• Dataset items:
· · · ·

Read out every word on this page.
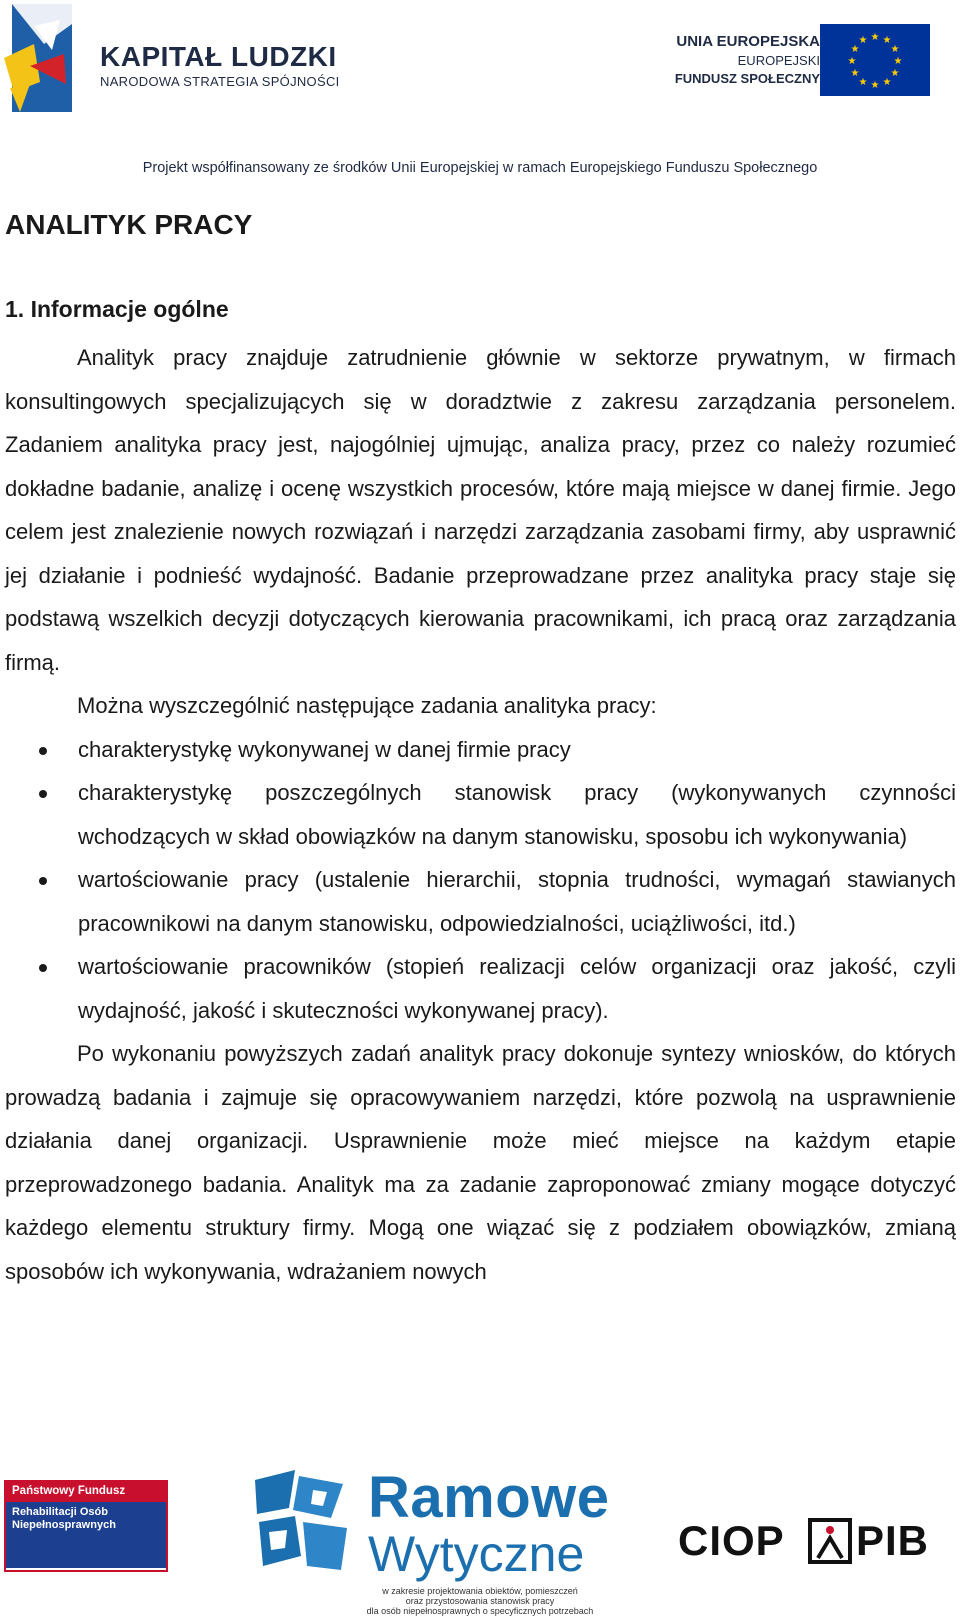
KAPITAŁ LUDZKI
NARODOWA STRATEGIA SPÓJNOŚCI
UNIA EUROPEJSKA
EUROPEJSKI
FUNDUSZ SPOŁECZNY
★ ★
★
★
★
★
★
★
★
★
★
★
Projekt współfinansowany ze środków Unii Europejskiej w ramach Europejskiego Funduszu Społecznego
ANALITYK PRACY
1. Informacje ogólne

Analityk pracy znajduje zatrudnienie głównie w sektorze prywatnym, w firmach konsultingowych specjalizujących się w doradztwie z zakresu zarządzania personelem. Zadaniem analityka pracy jest, najogólniej ujmując, analiza pracy, przez co należy rozumieć dokładne badanie, analizę i ocenę wszystkich procesów, które mają miejsce w danej firmie. Jego celem jest znalezienie nowych rozwiązań i narzędzi zarządzania zasobami firmy, aby usprawnić jej działanie i podnieść wydajność. Badanie przeprowadzane przez analityka pracy staje się podstawą wszelkich decyzji dotyczących kierowania pracownikami, ich pracą oraz zarządzania firmą.

Można wyszczególnić następujące zadania analityka pracy:

charakterystykę wykonywanej w danej firmie pracy
charakterystykę poszczególnych stanowisk pracy (wykonywanych czynności wchodzących w skład obowiązków na danym stanowisku, sposobu ich wykonywania)
wartościowanie pracy (ustalenie hierarchii, stopnia trudności, wymagań stawianych pracownikowi na danym stanowisku, odpowiedzialności, uciążliwości, itd.)
wartościowanie pracowników (stopień realizacji celów organizacji oraz jakość, czyli wydajność, jakość i skuteczności wykonywanej pracy).

Po wykonaniu powyższych zadań analityk pracy dokonuje syntezy wniosków, do których prowadzą badania i zajmuje się opracowywaniem narzędzi, które pozwolą na usprawnienie działania danej organizacji. Usprawnienie może mieć miejsce na każdym etapie przeprowadzonego badania. Analityk ma za zadanie zaproponować zmiany mogące dotyczyć każdego elementu struktury firmy. Mogą one wiązać się z podziałem obowiązków, zmianą sposobów ich wykonywania, wdrażaniem nowych

Państwowy Fundusz
Rehabilitacji Osób
Niepełnosprawnych	Ramowe
Wytyczne
w zakresie projektowania obiektów, pomieszczeń
oraz przystosowania stanowisk pracy
dla osób niepełnosprawnych o specyficznych potrzebach
CIOP PIB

· · · ·

• Exercise brief: Repeat each record exactly as shown above, dropping all images.

• Result of the exercise:
Read out every word on this page.
KAPITAŁ LUDZKI
NARODOWA STRATEGIA SPÓJNOŚCI
UNIA EUROPEJSKA
EUROPEJSKI
FUNDUSZ SPOŁECZNY
★ ★
★
★
★
★
★
★
★
★
★
★
Projekt współfinansowany ze środków Unii Europejskiej w ramach Europejskiego Funduszu Społecznego
ANALITYK PRACY
1. Informacje ogólne

Analityk pracy znajduje zatrudnienie głównie w sektorze prywatnym, w firmach konsultingowych specjalizujących się w doradztwie z zakresu zarządzania personelem. Zadaniem analityka pracy jest, najogólniej ujmując, analiza pracy, przez co należy rozumieć dokładne badanie, analizę i ocenę wszystkich procesów, które mają miejsce w danej firmie. Jego celem jest znalezienie nowych rozwiązań i narzędzi zarządzania zasobami firmy, aby usprawnić jej działanie i podnieść wydajność. Badanie przeprowadzane przez analityka pracy staje się podstawą wszelkich decyzji dotyczących kierowania pracownikami, ich pracą oraz zarządzania firmą.

Można wyszczególnić następujące zadania analityka pracy:

charakterystykę wykonywanej w danej firmie pracy
charakterystykę poszczególnych stanowisk pracy (wykonywanych czynności wchodzących w skład obowiązków na danym stanowisku, sposobu ich wykonywania)
wartościowanie pracy (ustalenie hierarchii, stopnia trudności, wymagań stawianych pracownikowi na danym stanowisku, odpowiedzialności, uciążliwości, itd.)
wartościowanie pracowników (stopień realizacji celów organizacji oraz jakość, czyli wydajność, jakość i skuteczności wykonywanej pracy).

Po wykonaniu powyższych zadań analityk pracy dokonuje syntezy wniosków, do których prowadzą badania i zajmuje się opracowywaniem narzędzi, które pozwolą na usprawnienie działania danej organizacji. Usprawnienie może mieć miejsce na każdym etapie przeprowadzonego badania. Analityk ma za zadanie zaproponować zmiany mogące dotyczyć każdego elementu struktury firmy. Mogą one wiązać się z podziałem obowiązków, zmianą sposobów ich wykonywania, wdrażaniem nowych

Państwowy Fundusz
Rehabilitacji Osób
Niepełnosprawnych	Ramowe
Wytyczne
w zakresie projektowania obiektów, pomieszczeń
oraz przystosowania stanowisk pracy
dla osób niepełnosprawnych o specyficznych potrzebach
CIOP PIB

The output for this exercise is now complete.